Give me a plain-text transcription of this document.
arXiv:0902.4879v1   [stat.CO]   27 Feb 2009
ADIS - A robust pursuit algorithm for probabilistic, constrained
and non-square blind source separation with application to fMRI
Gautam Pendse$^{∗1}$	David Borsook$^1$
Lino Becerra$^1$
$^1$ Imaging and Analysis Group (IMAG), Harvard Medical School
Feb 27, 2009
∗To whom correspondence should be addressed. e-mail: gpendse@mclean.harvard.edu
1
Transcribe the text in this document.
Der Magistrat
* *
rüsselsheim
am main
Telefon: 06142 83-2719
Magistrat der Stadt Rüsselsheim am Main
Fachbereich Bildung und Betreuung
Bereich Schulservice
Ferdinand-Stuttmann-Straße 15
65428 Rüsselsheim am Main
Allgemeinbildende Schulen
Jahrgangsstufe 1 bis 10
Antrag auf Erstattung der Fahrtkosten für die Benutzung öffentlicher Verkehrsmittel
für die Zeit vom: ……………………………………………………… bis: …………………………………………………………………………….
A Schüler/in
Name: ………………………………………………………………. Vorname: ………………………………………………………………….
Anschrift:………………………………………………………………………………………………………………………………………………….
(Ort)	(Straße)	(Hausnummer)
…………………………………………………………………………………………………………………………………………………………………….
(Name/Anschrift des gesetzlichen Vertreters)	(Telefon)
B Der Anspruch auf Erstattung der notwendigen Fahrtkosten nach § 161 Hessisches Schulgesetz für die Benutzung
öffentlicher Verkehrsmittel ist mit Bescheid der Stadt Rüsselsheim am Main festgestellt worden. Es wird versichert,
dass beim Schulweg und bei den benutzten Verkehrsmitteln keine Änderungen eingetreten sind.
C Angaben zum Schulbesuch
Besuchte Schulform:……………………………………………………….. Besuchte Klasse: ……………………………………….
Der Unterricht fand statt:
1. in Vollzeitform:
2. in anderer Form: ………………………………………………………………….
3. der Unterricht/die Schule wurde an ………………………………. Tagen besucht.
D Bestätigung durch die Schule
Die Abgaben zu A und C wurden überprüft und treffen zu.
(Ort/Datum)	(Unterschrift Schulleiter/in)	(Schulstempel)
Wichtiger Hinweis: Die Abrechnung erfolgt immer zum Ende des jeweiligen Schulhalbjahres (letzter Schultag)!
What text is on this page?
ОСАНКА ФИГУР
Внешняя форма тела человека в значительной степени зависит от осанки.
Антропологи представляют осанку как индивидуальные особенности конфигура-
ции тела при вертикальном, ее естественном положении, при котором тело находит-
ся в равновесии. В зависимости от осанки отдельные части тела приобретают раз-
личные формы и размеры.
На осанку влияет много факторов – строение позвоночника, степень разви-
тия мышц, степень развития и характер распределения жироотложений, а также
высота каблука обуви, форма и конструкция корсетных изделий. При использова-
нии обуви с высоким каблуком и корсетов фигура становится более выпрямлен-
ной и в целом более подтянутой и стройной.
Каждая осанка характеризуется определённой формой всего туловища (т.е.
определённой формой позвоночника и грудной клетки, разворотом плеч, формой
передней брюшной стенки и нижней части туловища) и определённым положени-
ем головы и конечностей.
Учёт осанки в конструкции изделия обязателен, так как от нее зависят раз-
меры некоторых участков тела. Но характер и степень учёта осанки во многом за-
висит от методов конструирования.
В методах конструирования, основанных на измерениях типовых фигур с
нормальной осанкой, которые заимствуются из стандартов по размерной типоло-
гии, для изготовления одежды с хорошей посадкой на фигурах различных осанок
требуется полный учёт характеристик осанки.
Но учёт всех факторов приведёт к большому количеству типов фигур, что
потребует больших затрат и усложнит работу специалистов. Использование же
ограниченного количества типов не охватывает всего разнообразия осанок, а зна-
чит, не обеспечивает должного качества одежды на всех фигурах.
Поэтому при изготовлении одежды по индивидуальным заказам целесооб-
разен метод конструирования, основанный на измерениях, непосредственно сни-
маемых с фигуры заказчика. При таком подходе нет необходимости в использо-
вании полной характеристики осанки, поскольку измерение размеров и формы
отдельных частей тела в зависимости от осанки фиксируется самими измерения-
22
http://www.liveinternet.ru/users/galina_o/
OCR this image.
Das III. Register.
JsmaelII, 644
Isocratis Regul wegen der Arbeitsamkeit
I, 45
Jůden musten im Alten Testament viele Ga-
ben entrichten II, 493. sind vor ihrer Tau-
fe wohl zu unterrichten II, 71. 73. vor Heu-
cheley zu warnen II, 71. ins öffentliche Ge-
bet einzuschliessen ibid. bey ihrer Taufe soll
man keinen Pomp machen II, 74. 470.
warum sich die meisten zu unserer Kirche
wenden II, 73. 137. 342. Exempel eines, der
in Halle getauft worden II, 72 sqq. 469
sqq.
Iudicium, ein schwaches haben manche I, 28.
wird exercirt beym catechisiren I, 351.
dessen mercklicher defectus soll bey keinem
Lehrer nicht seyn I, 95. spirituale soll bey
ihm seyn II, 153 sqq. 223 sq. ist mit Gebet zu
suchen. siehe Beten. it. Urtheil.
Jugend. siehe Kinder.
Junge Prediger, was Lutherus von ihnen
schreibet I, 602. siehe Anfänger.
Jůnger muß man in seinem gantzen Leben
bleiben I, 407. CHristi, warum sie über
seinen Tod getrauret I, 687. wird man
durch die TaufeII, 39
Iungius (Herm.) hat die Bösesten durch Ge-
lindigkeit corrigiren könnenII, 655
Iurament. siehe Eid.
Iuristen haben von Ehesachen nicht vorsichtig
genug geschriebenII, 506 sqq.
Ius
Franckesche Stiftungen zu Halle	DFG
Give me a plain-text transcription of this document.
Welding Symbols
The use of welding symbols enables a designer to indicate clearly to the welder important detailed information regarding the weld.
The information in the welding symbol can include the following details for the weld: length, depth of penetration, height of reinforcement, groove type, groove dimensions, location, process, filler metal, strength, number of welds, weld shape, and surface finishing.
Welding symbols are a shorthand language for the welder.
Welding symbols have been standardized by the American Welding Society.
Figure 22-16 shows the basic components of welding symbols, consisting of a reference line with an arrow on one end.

STATED PROBLEM
Extract all lines from the data in which "измерениях" is found.

THE RESPONSE
В методах конструирования, основанных на измерениях типовых фигур с
разен метод конструирования, основанный на измерениях, непосредственно сни-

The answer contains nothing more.